Russia’s Syria campaign has defined its war in Ukraine - analysis

In 2015, the US noted that Russia was actually bombing Syrian rebels opposed to the Assad regime, not ISIS. In the end it didn’t matter because Russia plowed ahead.

Russian President Vladimir Putin attends a session of the board of trustees of the Russian Geographical Society via a video conference call in Moscow, Russia April 14, 2021 (photo credit: VIA REUTERS)
Russian President Vladimir Putin attends a session of the board of trustees of the Russian Geographical Society via a video conference call in Moscow, Russia April 14, 2021
(photo credit: VIA REUTERS)

Russia launched a military intervention in 2015, soon after the Russian-backed separatist war in Ukraine ground to a halt. On September 30, Russia’s parliament approved a request by President Vladimir Putin to launch airstrikes in Syria, BBC reported at the time.

“Within hours, the country’s first intervention in the Middle East in decades began,” the BBC said

During the opening stages of Russia’s intervention in Syria, Vladimir Putin said that Russia was acting “preventively, to fight and destroy militants and terrorists on the territories that they already occupy, not wait for them to come to our house.” Russia claimed to be targeting ISIS.

Russian Foreign Minister Sergei Lavrov later admitted that Russia was actually bombing whoever it defined as “terrorists.” It had taken this concept of a “war on terror” from the US war on terror launched in 2001. By Russia’s logic, it could repackage Western norms in intervention as its own.

In 2015, the US noted that Russia was actually bombing Syrian rebels opposed to the Assad regime, not ISIS. In the end it didn’t matter because Russia plowed ahead. Bombing increased. By 2016, the rebels had lost Aleppo, and Turkey was intervening in Syria as well. The US moved into eastern Syria to back Kurdish forces that became part of the SDF. By 2018, the Assad regime had retaken a swath of Syria with Russia’s help.

SYRIAN PRESIDENT Bashar Assad addresses members of his country’s parliament in Damascus in August.  (credit: SANA/REUTERS)SYRIAN PRESIDENT Bashar Assad addresses members of his country’s parliament in Damascus in August. (credit: SANA/REUTERS)

Russia believed that it could go into Ukraine with the same double-talk. Putin claimed Ukraine was run by a “coup government” and that therefore Russia could intervene against “Nazis” in Ukraine. Russia claimed to be defending Russian speakers who were being persecuted. This has all the hallmarks of the 1930s German claims to need to “defend” Germans in Czechoslovakia. But Putin’s model is not the 1930s, so much as it is the US wars in the 1990s in the Balkans and the war on terror as a rhetorical excuse, drawing on Russia’s experience from Syria.

Russia believes that it can do in Ukraine what it did in Syria because it basically got away with what it did in Syria without any pushback from the international community. Russia didn’t expect as much pushback as it has received at the UN and other forums. Russia believed that once again the US and the West would talk, and not act. It also believes that Western media has a short attention span. In a few months Russia will say it was successful at imposing “order” on Ukraine. It will claim victory, as it has done in Syria, and pretend its military prowess was proved.

It’s not clear if the Syria game plan will work for Russia in Ukraine. However, it is clear that Russia was empowered by the impunity of the last several years in Syria. It enjoyed impunity because it claimed a legal pretext to be fighting in Syria. It was fighting “terror” at the invitation of the Syrian regime. In Ukraine, Russia has bulldozed through any legal pretext and instead embarked on an unprovoked invasion that is illegal under international law.

The West’s reaction to Russia’s invasion has been swift and strong, and at the UN there has been condemnation by most countries of the world. This may show that Russia has miscalculated, thinking it could do as it did in Syria, while in fact its actions are being perceived internationally more like Saddam Hussein’s invasion of Kuwait in 1990.

--------------------------------

Exercise
Answer these from the analysis of Russia's Syria campaign:
1. On what date did Russia's parliament approve Putin's request to launch airstrikes in Syria?
2. By what year had the rebels lost Aleppo?
3. What event does the text say Russia's actions in Ukraine are being perceived internationally more like?

--------------------------------

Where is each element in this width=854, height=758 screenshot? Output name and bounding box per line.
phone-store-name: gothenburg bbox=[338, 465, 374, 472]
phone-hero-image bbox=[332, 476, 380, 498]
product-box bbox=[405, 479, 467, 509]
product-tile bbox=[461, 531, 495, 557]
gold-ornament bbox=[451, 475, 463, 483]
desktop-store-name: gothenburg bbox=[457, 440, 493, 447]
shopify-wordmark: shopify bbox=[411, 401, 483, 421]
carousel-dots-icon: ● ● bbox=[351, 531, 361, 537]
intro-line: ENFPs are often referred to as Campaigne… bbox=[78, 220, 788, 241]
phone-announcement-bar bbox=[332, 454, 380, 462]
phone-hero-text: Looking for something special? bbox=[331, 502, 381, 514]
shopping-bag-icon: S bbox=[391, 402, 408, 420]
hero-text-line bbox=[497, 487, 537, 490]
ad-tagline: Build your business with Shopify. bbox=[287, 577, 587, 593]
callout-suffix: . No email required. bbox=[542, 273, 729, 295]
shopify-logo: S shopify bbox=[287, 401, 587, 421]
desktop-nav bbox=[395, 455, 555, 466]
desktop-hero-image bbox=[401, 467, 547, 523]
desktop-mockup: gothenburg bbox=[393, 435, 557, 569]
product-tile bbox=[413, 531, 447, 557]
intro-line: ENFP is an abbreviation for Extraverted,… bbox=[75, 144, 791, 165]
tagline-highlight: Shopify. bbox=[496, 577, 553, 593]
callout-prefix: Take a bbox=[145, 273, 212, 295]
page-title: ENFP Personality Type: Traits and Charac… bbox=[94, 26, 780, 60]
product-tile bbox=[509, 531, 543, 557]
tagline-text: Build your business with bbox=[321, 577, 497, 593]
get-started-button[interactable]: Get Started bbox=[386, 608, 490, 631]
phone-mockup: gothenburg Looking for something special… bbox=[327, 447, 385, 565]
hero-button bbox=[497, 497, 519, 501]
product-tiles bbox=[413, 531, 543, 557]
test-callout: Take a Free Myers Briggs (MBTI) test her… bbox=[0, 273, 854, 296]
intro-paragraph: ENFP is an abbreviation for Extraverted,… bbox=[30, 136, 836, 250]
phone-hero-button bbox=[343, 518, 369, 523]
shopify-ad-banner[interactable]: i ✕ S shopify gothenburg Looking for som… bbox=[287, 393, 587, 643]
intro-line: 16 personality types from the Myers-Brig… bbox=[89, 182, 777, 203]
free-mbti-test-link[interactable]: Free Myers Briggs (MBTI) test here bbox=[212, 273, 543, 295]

--------------------------------

Solution below
1. September 30
2. 2016
3. Saddam Hussein's invasion of Kuwait in 1990